**EXTRAIT DU DOCUMENT:**
□ □ □ □ □ □ □

Les contours d’une telle initiative ont suscités autant d’inquiétudes, de préoccupations que de débats à l’hémicycle, autour d’une question fondamentale : à quelle fin ? L’interpellation du ministre en charge de l’enseignement supérieur Sitack Yobamtina Béni par le député Béral Mbaikoubou, le vendredi 29 mai 2026, relative à la création d’un comité scientifique en charge dudit projet, en est une illustration.
Pour le député Béral Mbaikoubou l’auteur de l’interpellation, ces préoccupations sont contenues à travers cinq questions : « Quelles sont les raisons objectives ayant présidé à la création de ce comité, hormis l’argument des chantiers 90 et 91 du programme politique du chef de l’Etat ; l’histoire ayant par essence la documentation écrite, pour matrice primordiale de sa scientificité, quelles sources documentaires archivistiques alimentent objectivement les travaux du comité ; des sites archéologiques de notre pays ont toujours été délaissés par nos pouvoirs publics, se trouvent ainsi détériorés complexant ainsi, la fiabilité de leur exploitation. De quels moyens disposez-vous pour supporter cet obstacle tangible qui constitue un risque réel pour la crédibilité du travail de nos scientifiques ; dans votre arrêté, vous évoquez la nécessité de mener des interviews orales pour recueillir des témoignages, par ce détail, ne serions-nous pas délibérément entravé de confondre Mémoire et Histoire qui, d’un point de vue strictement scientifique sont deux chose différentes ; en votre âme et conscience, l’histoire a-t-elle vocation à se déplacer sous le joug de la politique, surtout dans un pays comme le nôtre où le passé est très mal élucidé, se sédimente en contentieux mémoriel ? »

□ □ □ □ □ □ □

**ENTRÉES DU CORPUS:**
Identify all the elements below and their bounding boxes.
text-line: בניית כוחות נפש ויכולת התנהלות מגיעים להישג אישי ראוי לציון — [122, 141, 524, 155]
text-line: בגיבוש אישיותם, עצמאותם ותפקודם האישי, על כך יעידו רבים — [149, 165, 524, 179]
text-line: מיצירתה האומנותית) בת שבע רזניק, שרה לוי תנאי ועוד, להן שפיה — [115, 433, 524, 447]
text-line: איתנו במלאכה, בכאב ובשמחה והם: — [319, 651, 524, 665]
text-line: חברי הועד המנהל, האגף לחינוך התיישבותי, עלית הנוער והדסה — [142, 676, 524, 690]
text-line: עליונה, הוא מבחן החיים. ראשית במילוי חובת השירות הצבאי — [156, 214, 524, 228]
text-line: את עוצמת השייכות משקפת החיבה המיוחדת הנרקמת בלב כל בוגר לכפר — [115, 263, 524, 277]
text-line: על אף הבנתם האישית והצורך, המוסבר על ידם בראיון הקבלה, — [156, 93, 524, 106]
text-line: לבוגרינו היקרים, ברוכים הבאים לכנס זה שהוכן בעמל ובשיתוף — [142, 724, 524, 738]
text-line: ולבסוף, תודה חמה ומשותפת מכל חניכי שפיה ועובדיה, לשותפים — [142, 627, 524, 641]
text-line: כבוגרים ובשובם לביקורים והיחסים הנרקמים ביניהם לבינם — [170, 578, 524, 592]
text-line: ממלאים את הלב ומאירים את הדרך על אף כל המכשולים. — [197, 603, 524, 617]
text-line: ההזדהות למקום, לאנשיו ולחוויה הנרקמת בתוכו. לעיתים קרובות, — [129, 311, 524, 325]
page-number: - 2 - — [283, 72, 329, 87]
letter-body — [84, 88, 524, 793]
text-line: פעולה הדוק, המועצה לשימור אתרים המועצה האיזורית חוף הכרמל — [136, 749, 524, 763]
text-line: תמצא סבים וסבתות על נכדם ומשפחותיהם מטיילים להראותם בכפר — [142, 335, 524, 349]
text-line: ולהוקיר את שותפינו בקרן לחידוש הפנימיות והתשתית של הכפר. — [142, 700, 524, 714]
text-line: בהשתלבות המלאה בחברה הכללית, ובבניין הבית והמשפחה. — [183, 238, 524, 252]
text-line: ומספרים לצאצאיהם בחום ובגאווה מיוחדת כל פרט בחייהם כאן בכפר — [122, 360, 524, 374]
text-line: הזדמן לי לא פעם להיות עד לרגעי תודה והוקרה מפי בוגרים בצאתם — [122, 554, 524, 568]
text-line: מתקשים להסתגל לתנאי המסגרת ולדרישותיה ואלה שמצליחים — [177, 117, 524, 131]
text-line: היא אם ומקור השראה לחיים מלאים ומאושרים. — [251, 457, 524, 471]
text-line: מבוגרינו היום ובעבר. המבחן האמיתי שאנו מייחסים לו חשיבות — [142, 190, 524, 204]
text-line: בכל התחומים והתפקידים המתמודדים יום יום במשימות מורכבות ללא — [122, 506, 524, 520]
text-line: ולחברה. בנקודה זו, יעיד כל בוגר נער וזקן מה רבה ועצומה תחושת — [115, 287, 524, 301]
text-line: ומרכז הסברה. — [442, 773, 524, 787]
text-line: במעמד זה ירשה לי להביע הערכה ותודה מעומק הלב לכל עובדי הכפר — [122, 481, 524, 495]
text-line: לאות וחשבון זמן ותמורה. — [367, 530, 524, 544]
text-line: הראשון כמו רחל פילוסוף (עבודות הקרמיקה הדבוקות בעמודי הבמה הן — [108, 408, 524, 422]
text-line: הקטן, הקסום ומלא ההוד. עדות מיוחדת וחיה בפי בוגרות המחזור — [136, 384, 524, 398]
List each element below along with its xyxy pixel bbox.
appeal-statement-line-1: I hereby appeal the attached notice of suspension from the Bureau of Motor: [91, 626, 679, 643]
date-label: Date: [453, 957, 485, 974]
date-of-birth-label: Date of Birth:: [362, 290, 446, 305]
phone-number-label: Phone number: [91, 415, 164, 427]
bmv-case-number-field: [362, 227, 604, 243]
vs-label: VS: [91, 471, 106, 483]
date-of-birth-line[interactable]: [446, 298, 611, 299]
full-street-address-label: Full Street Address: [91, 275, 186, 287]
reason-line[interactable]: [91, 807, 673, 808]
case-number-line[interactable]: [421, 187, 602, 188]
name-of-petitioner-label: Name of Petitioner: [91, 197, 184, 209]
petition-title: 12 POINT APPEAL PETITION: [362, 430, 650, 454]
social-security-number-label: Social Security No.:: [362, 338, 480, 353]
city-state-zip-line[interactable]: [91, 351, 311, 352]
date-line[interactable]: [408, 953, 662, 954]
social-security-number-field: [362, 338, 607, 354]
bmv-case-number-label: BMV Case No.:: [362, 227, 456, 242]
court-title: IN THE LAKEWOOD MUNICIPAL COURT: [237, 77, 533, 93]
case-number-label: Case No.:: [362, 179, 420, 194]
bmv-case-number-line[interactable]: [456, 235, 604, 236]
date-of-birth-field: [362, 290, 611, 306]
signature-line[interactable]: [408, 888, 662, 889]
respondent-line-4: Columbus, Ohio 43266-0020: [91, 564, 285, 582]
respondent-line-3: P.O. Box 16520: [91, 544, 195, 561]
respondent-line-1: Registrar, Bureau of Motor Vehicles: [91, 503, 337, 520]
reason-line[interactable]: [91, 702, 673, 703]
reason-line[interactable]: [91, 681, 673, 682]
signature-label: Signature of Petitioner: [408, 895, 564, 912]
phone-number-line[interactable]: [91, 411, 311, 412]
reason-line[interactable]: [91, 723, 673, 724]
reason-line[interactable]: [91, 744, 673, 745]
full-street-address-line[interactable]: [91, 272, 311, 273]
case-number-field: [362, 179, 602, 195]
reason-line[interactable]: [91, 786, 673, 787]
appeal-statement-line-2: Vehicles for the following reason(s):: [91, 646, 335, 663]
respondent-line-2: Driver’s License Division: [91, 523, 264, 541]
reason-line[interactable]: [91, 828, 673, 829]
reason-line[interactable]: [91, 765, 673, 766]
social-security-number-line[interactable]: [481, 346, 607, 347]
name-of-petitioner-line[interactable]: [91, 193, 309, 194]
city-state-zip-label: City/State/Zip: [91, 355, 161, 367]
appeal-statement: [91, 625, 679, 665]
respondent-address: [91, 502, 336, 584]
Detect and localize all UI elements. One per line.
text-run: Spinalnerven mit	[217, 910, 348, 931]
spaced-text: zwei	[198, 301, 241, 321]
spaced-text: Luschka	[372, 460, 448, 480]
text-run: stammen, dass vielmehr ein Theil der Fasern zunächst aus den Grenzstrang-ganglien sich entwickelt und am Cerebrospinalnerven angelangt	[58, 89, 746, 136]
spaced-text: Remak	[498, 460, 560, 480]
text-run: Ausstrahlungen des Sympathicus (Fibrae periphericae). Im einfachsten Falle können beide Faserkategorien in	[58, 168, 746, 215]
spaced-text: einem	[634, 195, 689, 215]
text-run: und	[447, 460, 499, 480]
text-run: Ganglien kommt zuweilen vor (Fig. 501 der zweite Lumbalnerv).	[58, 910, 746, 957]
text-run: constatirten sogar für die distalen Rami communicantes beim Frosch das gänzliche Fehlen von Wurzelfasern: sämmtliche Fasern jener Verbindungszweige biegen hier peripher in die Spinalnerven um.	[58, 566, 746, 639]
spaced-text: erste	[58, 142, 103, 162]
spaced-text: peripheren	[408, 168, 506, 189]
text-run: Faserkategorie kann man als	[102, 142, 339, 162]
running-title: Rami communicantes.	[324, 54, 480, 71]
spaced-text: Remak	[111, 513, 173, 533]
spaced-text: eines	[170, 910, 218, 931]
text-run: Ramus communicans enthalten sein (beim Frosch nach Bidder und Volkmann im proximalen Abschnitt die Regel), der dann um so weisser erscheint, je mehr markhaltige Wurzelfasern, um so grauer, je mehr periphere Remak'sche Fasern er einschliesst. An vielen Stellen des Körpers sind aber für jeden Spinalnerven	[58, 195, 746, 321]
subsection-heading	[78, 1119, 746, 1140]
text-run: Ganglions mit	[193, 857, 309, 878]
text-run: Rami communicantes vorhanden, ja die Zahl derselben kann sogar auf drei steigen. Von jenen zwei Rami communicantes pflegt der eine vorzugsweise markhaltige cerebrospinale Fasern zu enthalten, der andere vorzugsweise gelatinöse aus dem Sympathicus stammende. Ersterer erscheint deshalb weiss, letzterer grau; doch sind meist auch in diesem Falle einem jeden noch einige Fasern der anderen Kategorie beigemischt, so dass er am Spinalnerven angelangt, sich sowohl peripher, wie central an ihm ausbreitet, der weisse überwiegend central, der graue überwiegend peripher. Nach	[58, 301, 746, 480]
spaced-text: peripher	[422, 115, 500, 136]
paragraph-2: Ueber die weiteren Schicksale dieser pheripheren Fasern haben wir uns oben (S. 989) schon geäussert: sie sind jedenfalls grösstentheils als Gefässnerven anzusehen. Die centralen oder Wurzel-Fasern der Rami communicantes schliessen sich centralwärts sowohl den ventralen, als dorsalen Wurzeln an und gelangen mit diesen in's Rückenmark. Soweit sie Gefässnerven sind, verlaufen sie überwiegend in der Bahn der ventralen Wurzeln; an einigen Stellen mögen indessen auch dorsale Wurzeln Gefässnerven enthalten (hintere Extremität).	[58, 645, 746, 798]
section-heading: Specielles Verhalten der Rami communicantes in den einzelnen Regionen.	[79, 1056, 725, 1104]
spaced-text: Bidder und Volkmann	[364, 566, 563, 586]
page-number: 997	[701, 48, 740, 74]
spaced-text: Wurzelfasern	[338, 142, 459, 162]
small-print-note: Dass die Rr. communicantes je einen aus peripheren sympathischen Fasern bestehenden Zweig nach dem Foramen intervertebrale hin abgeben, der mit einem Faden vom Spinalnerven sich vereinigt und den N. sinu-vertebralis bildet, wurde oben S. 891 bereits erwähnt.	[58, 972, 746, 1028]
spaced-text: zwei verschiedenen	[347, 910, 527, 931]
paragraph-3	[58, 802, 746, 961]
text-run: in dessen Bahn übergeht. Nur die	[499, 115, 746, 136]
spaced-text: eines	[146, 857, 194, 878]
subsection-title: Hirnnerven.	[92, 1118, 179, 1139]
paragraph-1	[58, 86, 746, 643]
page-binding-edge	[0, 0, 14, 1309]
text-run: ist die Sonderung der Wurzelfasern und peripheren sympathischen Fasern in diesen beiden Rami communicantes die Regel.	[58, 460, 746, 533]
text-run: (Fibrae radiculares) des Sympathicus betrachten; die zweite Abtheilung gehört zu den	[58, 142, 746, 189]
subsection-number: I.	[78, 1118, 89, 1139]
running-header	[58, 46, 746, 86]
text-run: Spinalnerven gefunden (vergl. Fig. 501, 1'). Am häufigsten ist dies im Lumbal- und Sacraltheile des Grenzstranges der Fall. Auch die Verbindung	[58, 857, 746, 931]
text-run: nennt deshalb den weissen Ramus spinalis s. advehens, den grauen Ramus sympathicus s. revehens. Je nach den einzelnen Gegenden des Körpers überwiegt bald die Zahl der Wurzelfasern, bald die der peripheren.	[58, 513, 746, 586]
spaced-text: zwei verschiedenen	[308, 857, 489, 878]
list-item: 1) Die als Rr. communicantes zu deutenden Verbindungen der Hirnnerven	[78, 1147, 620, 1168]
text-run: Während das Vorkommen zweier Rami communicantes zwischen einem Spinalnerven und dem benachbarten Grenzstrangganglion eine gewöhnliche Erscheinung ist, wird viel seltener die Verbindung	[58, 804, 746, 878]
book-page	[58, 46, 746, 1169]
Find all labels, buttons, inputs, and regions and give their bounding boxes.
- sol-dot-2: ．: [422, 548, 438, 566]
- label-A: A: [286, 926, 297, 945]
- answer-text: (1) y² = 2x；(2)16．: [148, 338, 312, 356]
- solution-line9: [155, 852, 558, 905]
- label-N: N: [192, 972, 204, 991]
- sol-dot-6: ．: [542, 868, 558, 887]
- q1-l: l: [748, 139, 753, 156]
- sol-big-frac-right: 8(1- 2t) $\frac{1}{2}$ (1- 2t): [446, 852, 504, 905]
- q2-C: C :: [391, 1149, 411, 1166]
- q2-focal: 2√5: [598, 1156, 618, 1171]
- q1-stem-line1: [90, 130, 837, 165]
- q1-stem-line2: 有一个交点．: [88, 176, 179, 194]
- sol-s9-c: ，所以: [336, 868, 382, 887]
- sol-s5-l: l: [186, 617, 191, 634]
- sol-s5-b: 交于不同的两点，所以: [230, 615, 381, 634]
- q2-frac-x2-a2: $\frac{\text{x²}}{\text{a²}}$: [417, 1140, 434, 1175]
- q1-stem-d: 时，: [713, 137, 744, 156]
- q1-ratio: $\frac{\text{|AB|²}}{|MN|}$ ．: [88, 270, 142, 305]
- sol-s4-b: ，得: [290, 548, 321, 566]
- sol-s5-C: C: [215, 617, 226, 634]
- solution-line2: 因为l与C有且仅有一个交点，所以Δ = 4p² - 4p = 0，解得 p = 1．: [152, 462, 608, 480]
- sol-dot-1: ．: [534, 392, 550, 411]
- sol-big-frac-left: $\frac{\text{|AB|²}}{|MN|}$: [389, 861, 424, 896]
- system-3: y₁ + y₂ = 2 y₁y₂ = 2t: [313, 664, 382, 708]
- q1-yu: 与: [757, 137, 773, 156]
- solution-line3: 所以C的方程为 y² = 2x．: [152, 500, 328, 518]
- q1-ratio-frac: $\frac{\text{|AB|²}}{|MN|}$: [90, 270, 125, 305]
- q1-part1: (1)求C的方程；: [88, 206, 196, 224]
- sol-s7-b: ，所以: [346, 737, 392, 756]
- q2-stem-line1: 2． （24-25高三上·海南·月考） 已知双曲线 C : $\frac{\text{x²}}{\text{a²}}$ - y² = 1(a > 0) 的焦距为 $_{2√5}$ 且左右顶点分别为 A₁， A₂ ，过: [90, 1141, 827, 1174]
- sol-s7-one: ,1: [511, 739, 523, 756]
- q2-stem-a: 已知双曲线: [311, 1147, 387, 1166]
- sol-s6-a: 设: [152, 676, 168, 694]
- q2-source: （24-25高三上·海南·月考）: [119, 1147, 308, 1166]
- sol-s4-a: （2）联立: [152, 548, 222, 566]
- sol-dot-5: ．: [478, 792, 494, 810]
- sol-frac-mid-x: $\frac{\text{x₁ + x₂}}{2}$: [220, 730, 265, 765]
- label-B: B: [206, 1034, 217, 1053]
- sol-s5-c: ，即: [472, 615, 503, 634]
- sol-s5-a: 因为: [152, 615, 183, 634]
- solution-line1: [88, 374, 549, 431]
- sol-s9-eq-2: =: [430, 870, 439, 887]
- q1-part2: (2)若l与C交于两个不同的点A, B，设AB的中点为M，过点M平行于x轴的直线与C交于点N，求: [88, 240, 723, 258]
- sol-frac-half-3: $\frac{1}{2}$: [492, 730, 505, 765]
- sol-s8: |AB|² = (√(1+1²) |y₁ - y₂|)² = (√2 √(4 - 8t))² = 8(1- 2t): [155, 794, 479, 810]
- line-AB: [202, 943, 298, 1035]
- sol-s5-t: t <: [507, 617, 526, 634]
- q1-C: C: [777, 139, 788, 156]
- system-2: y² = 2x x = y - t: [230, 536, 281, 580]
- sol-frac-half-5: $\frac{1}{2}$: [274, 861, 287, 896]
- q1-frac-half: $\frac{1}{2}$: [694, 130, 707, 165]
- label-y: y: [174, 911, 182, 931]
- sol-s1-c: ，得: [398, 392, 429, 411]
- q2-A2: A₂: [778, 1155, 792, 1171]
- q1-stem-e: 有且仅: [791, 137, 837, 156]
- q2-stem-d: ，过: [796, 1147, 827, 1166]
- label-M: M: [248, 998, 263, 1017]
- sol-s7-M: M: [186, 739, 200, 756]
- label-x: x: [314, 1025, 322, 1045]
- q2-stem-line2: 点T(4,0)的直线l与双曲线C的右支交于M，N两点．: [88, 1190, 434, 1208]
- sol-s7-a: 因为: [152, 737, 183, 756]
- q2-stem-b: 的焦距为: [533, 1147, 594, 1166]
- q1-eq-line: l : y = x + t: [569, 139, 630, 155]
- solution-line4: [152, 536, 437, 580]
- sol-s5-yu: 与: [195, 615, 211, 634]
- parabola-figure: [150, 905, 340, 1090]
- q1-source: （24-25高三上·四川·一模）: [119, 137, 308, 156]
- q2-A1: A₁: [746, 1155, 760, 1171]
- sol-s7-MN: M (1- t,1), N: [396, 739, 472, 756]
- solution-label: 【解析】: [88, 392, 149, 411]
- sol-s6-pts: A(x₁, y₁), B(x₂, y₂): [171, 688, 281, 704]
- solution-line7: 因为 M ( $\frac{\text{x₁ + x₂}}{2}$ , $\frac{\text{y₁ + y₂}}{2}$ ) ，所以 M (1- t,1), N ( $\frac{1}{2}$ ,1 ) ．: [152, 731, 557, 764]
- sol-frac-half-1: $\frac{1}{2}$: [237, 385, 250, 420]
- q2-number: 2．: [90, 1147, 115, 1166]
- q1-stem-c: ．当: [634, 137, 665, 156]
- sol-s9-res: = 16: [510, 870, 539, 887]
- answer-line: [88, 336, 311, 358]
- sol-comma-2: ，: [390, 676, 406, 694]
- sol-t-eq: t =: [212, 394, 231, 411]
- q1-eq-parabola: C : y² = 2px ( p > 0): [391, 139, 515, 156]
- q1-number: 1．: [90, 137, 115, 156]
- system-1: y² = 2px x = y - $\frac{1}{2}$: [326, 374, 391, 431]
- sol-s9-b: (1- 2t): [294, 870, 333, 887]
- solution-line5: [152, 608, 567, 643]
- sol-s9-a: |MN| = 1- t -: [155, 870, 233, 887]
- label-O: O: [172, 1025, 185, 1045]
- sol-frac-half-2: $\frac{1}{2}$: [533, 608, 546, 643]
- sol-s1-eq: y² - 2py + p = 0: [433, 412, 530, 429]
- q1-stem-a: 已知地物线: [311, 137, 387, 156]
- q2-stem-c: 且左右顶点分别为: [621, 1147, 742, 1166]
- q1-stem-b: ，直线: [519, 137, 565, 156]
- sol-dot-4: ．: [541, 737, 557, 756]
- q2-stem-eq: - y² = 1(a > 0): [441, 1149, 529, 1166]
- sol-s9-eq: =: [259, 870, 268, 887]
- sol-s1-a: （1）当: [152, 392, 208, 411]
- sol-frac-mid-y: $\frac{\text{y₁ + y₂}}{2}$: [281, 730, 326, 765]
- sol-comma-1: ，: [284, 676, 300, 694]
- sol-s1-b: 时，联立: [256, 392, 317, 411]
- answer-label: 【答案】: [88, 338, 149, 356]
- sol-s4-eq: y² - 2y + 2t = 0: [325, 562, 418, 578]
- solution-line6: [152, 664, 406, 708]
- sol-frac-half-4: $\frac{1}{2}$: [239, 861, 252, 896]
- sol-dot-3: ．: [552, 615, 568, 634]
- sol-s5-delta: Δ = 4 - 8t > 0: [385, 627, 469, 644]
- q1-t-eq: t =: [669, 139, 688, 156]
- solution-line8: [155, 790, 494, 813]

□ □ □ □ □ □ □

**VOS TÂCHES:**
A) D'après l'extrait sur l'interpellation parlementaire, à quelle date le député Béral Mbaikoubou a-t-il interpellé le ministre Sitack Yobamtina Béni ?
B) Prolongez l'extrait sur l'interpellation parlementaire à partir de sa dernière phrase.

**RÉPONSES RÉDIGÉES:**
A) Le vendredi 29 mai 2026.

B)
Réécrire l’histoire générale du Tchad
C’est l’orientation que propose le ministre Sitack, dont ce dossier est antérieur à son avènement au département de l’enseignement supérieur. Il invoque la réécriture de l’histoire générale du Tchad comme un grand projet national, qui diffère de l’histoire coloniale telle qu’écrite. « Il est question de l’histoire écrite par nous-même, qui prenne en compte nos références, réalités et nos mythes fondateurs (…) parce que le Tchad est ne manque de son histoire » a-t-il justifié, parmi tant d’arguments.
Ce qui a suscité des réactions de préoccupations et d’inquiétudes, au sein des députés à l’hémicycle, quant à l’orientation de cette réécriture. Des débats qui continuent de se passer hors les murs de l’hémicycle et qui est loin de faire l’unanimité, en ce qui concerne la démarche et la méthodologie.
Beaucoup d’encre et de salive vont continuer à couler autour de ce débat, sensé être fédérateur.